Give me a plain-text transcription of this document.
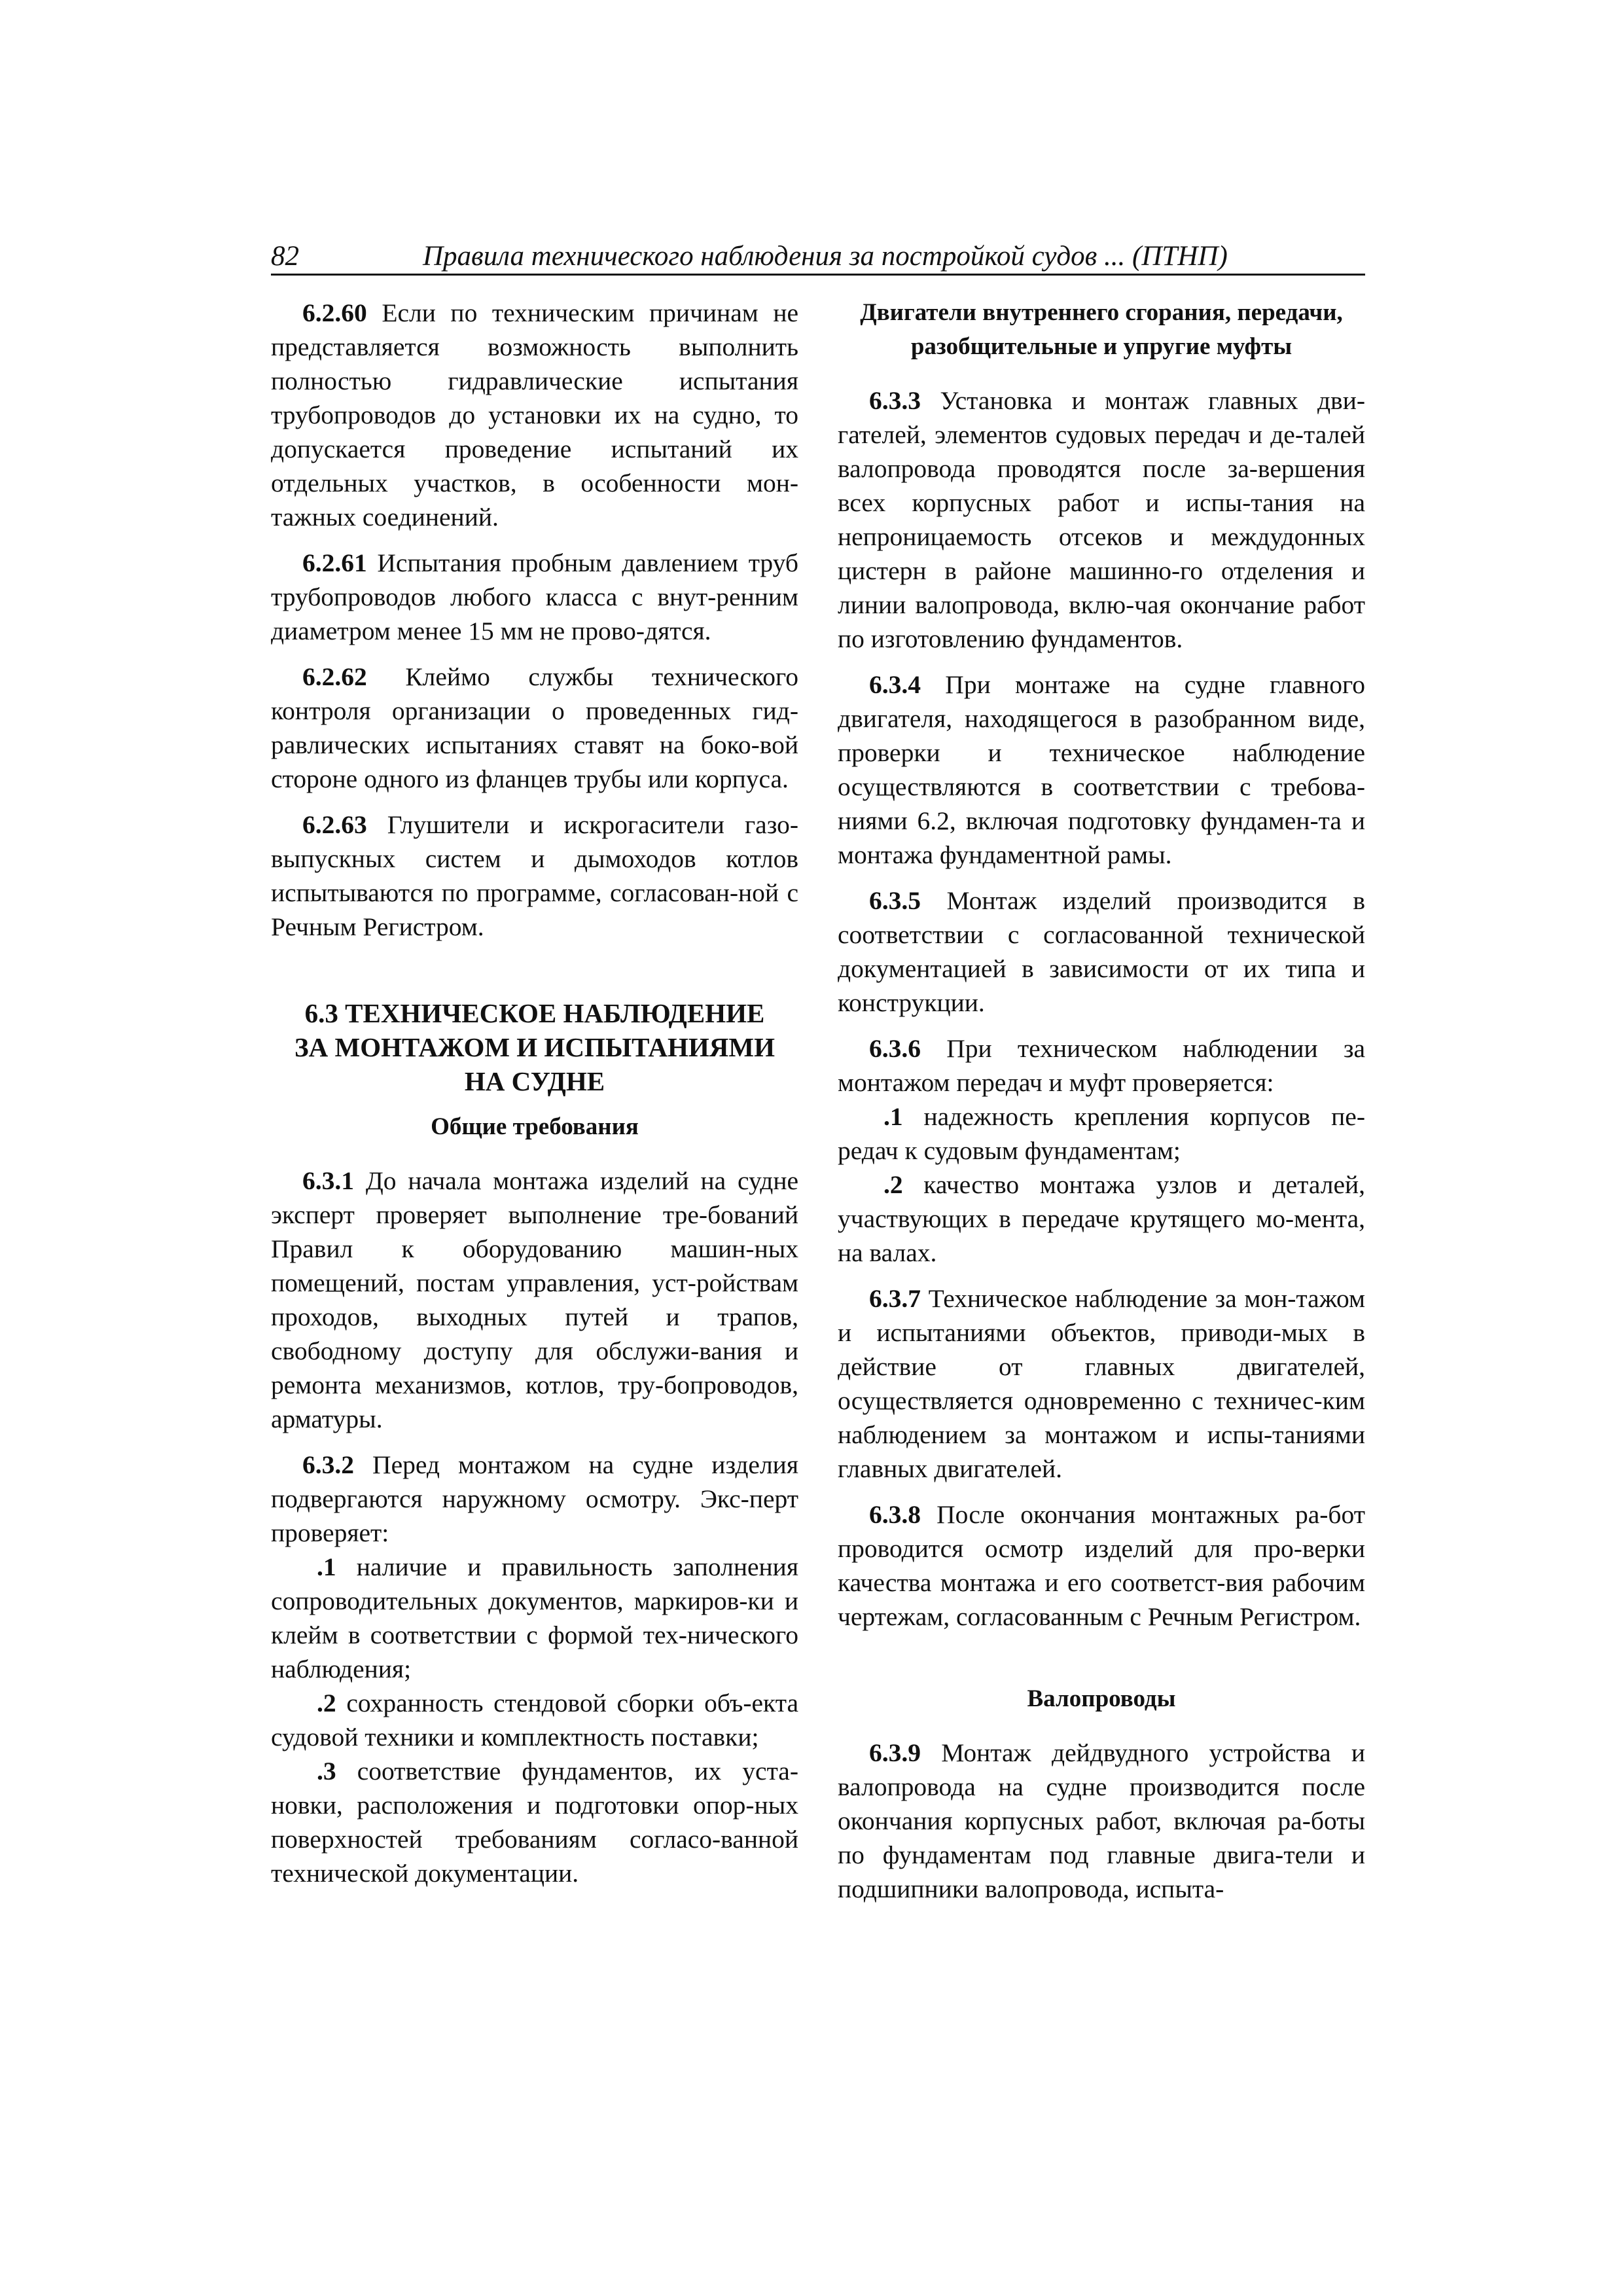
82	Правила технического наблюдения за постройкой судов ... (ПТНП)

6.2.60 Если по техническим причинам не представляется возможность выполнить полностью гидравлические испытания трубопроводов до установки их на судно, то допускается проведение испытаний их отдельных участков, в особенности мон-тажных соединений.

6.2.61 Испытания пробным давлением труб трубопроводов любого класса с внут-ренним диаметром менее 15 мм не прово-дятся.

6.2.62 Клеймо службы технического контроля организации о проведенных гид-равлических испытаниях ставят на боко-вой стороне одного из фланцев трубы или корпуса.

6.2.63 Глушители и искрогасители газо-выпускных систем и дымоходов котлов испытываются по программе, согласован-ной с Речным Регистром.

6.3 ТЕХНИЧЕСКОЕ НАБЛЮДЕНИЕ
ЗА МОНТАЖОМ И ИСПЫТАНИЯМИ
НА СУДНЕ
Общие требования

6.3.1 До начала монтажа изделий на судне эксперт проверяет выполнение тре-бований Правил к оборудованию машин-ных помещений, постам управления, уст-ройствам проходов, выходных путей и трапов, свободному доступу для обслужи-вания и ремонта механизмов, котлов, тру-бопроводов, арматуры.

6.3.2 Перед монтажом на судне изделия подвергаются наружному осмотру. Экс-перт проверяет:

.1 наличие и правильность заполнения сопроводительных документов, маркиров-ки и клейм в соответствии с формой тех-нического наблюдения;

.2 сохранность стендовой сборки объ-екта судовой техники и комплектность поставки;

.3 соответствие фундаментов, их уста-новки, расположения и подготовки опор-ных поверхностей требованиям согласо-ванной технической документации.

Двигатели внутреннего сгорания, передачи,
разобщительные и упругие муфты

6.3.3 Установка и монтаж главных дви-гателей, элементов судовых передач и де-талей валопровода проводятся после за-вершения всех корпусных работ и испы-тания на непроницаемость отсеков и междудонных цистерн в районе машинно-го отделения и линии валопровода, вклю-чая окончание работ по изготовлению фундаментов.

6.3.4 При монтаже на судне главного двигателя, находящегося в разобранном виде, проверки и техническое наблюдение осуществляются в соответствии с требова-ниями 6.2, включая подготовку фундамен-та и монтажа фундаментной рамы.

6.3.5 Монтаж изделий производится в соответствии с согласованной технической документацией в зависимости от их типа и конструкции.

6.3.6 При техническом наблюдении за монтажом передач и муфт проверяется:

.1 надежность крепления корпусов пе-редач к судовым фундаментам;

.2 качество монтажа узлов и деталей, участвующих в передаче крутящего мо-мента, на валах.

6.3.7 Техническое наблюдение за мон-тажом и испытаниями объектов, приводи-мых в действие от главных двигателей, осуществляется одновременно с техничес-ким наблюдением за монтажом и испы-таниями главных двигателей.

6.3.8 После окончания монтажных ра-бот проводится осмотр изделий для про-верки качества монтажа и его соответст-вия рабочим чертежам, согласованным с Речным Регистром.

Валопроводы

6.3.9 Монтаж дейдвудного устройства и валопровода на судне производится после окончания корпусных работ, включая ра-боты по фундаментам под главные двига-тели и подшипники валопровода, испыта-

----------

[Problem details]
Look through the entries and return every line where "наблюдения" appears.

[Worked solution]
82	Правила технического наблюдения за постройкой судов ... (ПТНП)
.1 наличие и правильность заполнения сопроводительных документов, маркиров-ки и клейм в соответствии с формой тех-нического наблюдения;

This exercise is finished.